[Records from a collection of figures]
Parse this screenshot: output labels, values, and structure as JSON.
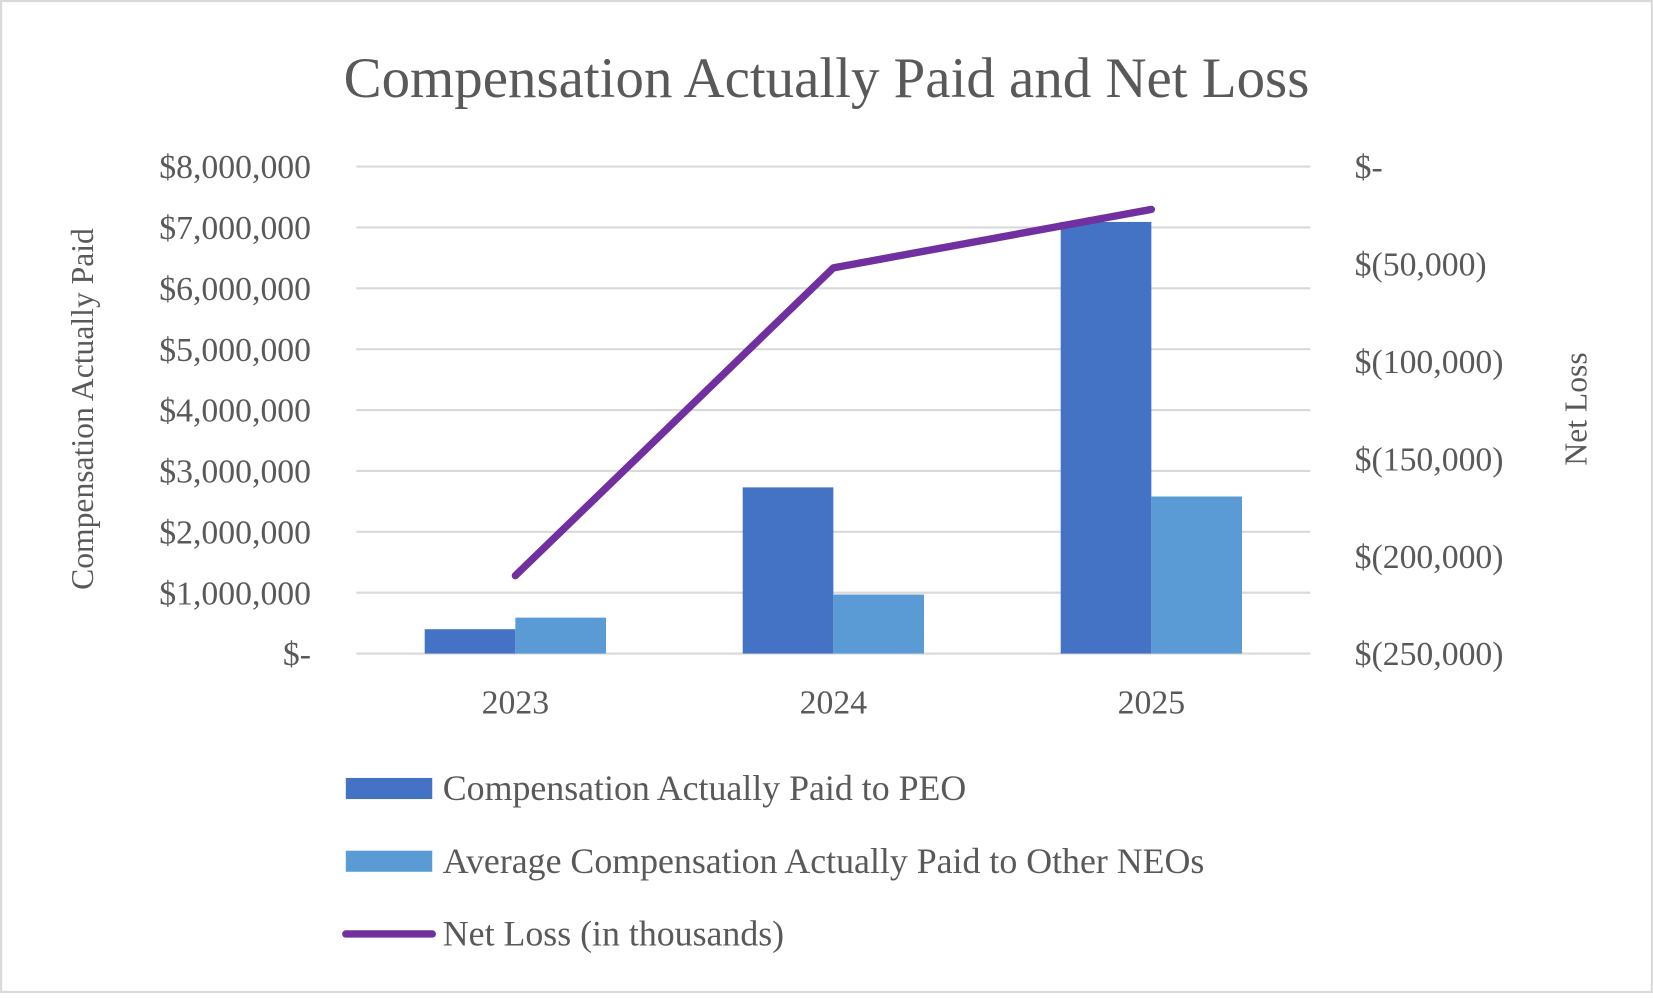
{
  "chart_data": {
    "type": "bar",
    "title": "Compensation Actually Paid and Net Loss",
    "categories": [
      "2023",
      "2024",
      "2025"
    ],
    "ylabel": "Compensation Actually Paid",
    "y2label": "Net Loss",
    "ylim": [
      0,
      8000000
    ],
    "y2lim": [
      -250000,
      0
    ],
    "yticks": [
      "$-",
      "$1,000,000",
      "$2,000,000",
      "$3,000,000",
      "$4,000,000",
      "$5,000,000",
      "$6,000,000",
      "$7,000,000",
      "$8,000,000"
    ],
    "y2ticks": [
      "$(250,000)",
      "$(200,000)",
      "$(150,000)",
      "$(100,000)",
      "$(50,000)",
      "$-"
    ],
    "grid": true,
    "legend_position": "bottom",
    "series": [
      {
        "name": "Compensation Actually Paid to PEO",
        "type": "bar",
        "axis": "left",
        "color": "#4472C4",
        "values": [
          400000,
          2730000,
          7090000
        ]
      },
      {
        "name": "Average Compensation Actually Paid to Other NEOs",
        "type": "bar",
        "axis": "left",
        "color": "#5B9BD5",
        "values": [
          590000,
          970000,
          2580000
        ]
      },
      {
        "name": "Net Loss (in thousands)",
        "type": "line",
        "axis": "right",
        "color": "#7030A0",
        "values": [
          -210000,
          -52000,
          -22000
        ]
      }
    ]
  }
}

[Work to complete]:
Verbatim reproduction of every record is required; images are left out.

[Written answer]:
Parse this screenshot: output labels, values, and structure as JSON.
{
  "chart_data": {
    "type": "bar",
    "title": "Compensation Actually Paid and Net Loss",
    "categories": [
      "2023",
      "2024",
      "2025"
    ],
    "ylabel": "Compensation Actually Paid",
    "y2label": "Net Loss",
    "ylim": [
      0,
      8000000
    ],
    "y2lim": [
      -250000,
      0
    ],
    "yticks": [
      "$-",
      "$1,000,000",
      "$2,000,000",
      "$3,000,000",
      "$4,000,000",
      "$5,000,000",
      "$6,000,000",
      "$7,000,000",
      "$8,000,000"
    ],
    "y2ticks": [
      "$(250,000)",
      "$(200,000)",
      "$(150,000)",
      "$(100,000)",
      "$(50,000)",
      "$-"
    ],
    "grid": true,
    "legend_position": "bottom",
    "series": [
      {
        "name": "Compensation Actually Paid to PEO",
        "type": "bar",
        "axis": "left",
        "color": "#4472C4",
        "values": [
          400000,
          2730000,
          7090000
        ]
      },
      {
        "name": "Average Compensation Actually Paid to Other NEOs",
        "type": "bar",
        "axis": "left",
        "color": "#5B9BD5",
        "values": [
          590000,
          970000,
          2580000
        ]
      },
      {
        "name": "Net Loss (in thousands)",
        "type": "line",
        "axis": "right",
        "color": "#7030A0",
        "values": [
          -210000,
          -52000,
          -22000
        ]
      }
    ]
  }
}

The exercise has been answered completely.